- [Your objective]:
Return all of the data exactly as written, without the pictures.

- [Materials provided]:
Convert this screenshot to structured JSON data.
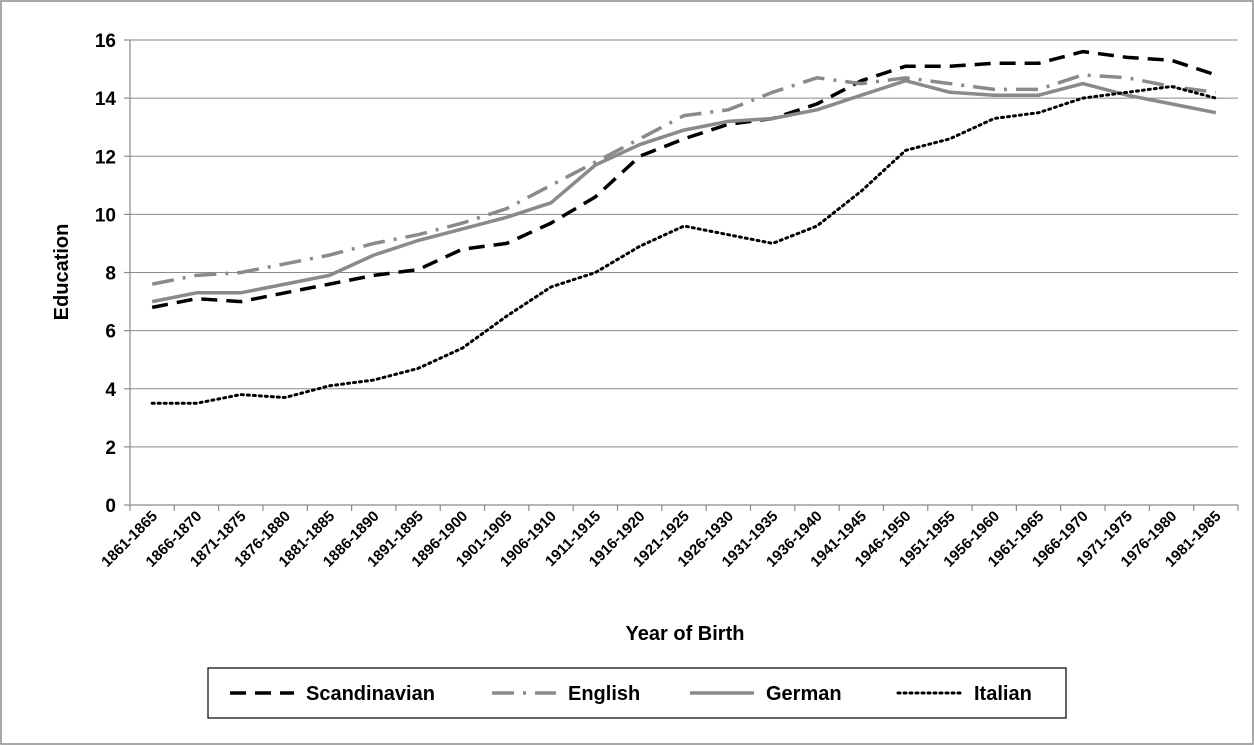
{
  "chart_data": {
    "type": "line",
    "title": "",
    "xlabel": "Year of Birth",
    "ylabel": "Education",
    "ylim": [
      0,
      16
    ],
    "yticks": [
      0,
      2,
      4,
      6,
      8,
      10,
      12,
      14,
      16
    ],
    "grid": "horizontal",
    "legend_position": "bottom",
    "categories": [
      "1861-1865",
      "1866-1870",
      "1871-1875",
      "1876-1880",
      "1881-1885",
      "1886-1890",
      "1891-1895",
      "1896-1900",
      "1901-1905",
      "1906-1910",
      "1911-1915",
      "1916-1920",
      "1921-1925",
      "1926-1930",
      "1931-1935",
      "1936-1940",
      "1941-1945",
      "1946-1950",
      "1951-1955",
      "1956-1960",
      "1961-1965",
      "1966-1970",
      "1971-1975",
      "1976-1980",
      "1981-1985"
    ],
    "series": [
      {
        "name": "Scandinavian",
        "style": "dashed",
        "color": "#000000",
        "values": [
          6.8,
          7.1,
          7.0,
          7.3,
          7.6,
          7.9,
          8.1,
          8.8,
          9.0,
          9.7,
          10.6,
          12.0,
          12.6,
          13.1,
          13.3,
          13.8,
          14.6,
          15.1,
          15.1,
          15.2,
          15.2,
          15.6,
          15.4,
          15.3,
          14.8
        ]
      },
      {
        "name": "English",
        "style": "dash-dot",
        "color": "#8a8a8a",
        "values": [
          7.6,
          7.9,
          8.0,
          8.3,
          8.6,
          9.0,
          9.3,
          9.7,
          10.2,
          11.0,
          11.8,
          12.6,
          13.4,
          13.6,
          14.2,
          14.7,
          14.5,
          14.7,
          14.5,
          14.3,
          14.3,
          14.8,
          14.7,
          14.4,
          14.2
        ]
      },
      {
        "name": "German",
        "style": "solid",
        "color": "#8a8a8a",
        "values": [
          7.0,
          7.3,
          7.3,
          7.6,
          7.9,
          8.6,
          9.1,
          9.5,
          9.9,
          10.4,
          11.7,
          12.4,
          12.9,
          13.2,
          13.3,
          13.6,
          14.1,
          14.6,
          14.2,
          14.1,
          14.1,
          14.5,
          14.1,
          13.8,
          13.5
        ]
      },
      {
        "name": "Italian",
        "style": "dotted",
        "color": "#000000",
        "values": [
          3.5,
          3.5,
          3.8,
          3.7,
          4.1,
          4.3,
          4.7,
          5.4,
          6.5,
          7.5,
          8.0,
          8.9,
          9.6,
          9.3,
          9.0,
          9.6,
          10.8,
          12.2,
          12.6,
          13.3,
          13.5,
          14.0,
          14.2,
          14.4,
          14.0
        ]
      }
    ]
  }
}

- [Result for this task]:
Convert this screenshot to structured JSON data.
{
  "chart_data": {
    "type": "line",
    "title": "",
    "xlabel": "Year of Birth",
    "ylabel": "Education",
    "ylim": [
      0,
      16
    ],
    "yticks": [
      0,
      2,
      4,
      6,
      8,
      10,
      12,
      14,
      16
    ],
    "grid": "horizontal",
    "legend_position": "bottom",
    "categories": [
      "1861-1865",
      "1866-1870",
      "1871-1875",
      "1876-1880",
      "1881-1885",
      "1886-1890",
      "1891-1895",
      "1896-1900",
      "1901-1905",
      "1906-1910",
      "1911-1915",
      "1916-1920",
      "1921-1925",
      "1926-1930",
      "1931-1935",
      "1936-1940",
      "1941-1945",
      "1946-1950",
      "1951-1955",
      "1956-1960",
      "1961-1965",
      "1966-1970",
      "1971-1975",
      "1976-1980",
      "1981-1985"
    ],
    "series": [
      {
        "name": "Scandinavian",
        "style": "dashed",
        "color": "#000000",
        "values": [
          6.8,
          7.1,
          7.0,
          7.3,
          7.6,
          7.9,
          8.1,
          8.8,
          9.0,
          9.7,
          10.6,
          12.0,
          12.6,
          13.1,
          13.3,
          13.8,
          14.6,
          15.1,
          15.1,
          15.2,
          15.2,
          15.6,
          15.4,
          15.3,
          14.8
        ]
      },
      {
        "name": "English",
        "style": "dash-dot",
        "color": "#8a8a8a",
        "values": [
          7.6,
          7.9,
          8.0,
          8.3,
          8.6,
          9.0,
          9.3,
          9.7,
          10.2,
          11.0,
          11.8,
          12.6,
          13.4,
          13.6,
          14.2,
          14.7,
          14.5,
          14.7,
          14.5,
          14.3,
          14.3,
          14.8,
          14.7,
          14.4,
          14.2
        ]
      },
      {
        "name": "German",
        "style": "solid",
        "color": "#8a8a8a",
        "values": [
          7.0,
          7.3,
          7.3,
          7.6,
          7.9,
          8.6,
          9.1,
          9.5,
          9.9,
          10.4,
          11.7,
          12.4,
          12.9,
          13.2,
          13.3,
          13.6,
          14.1,
          14.6,
          14.2,
          14.1,
          14.1,
          14.5,
          14.1,
          13.8,
          13.5
        ]
      },
      {
        "name": "Italian",
        "style": "dotted",
        "color": "#000000",
        "values": [
          3.5,
          3.5,
          3.8,
          3.7,
          4.1,
          4.3,
          4.7,
          5.4,
          6.5,
          7.5,
          8.0,
          8.9,
          9.6,
          9.3,
          9.0,
          9.6,
          10.8,
          12.2,
          12.6,
          13.3,
          13.5,
          14.0,
          14.2,
          14.4,
          14.0
        ]
      }
    ]
  }
}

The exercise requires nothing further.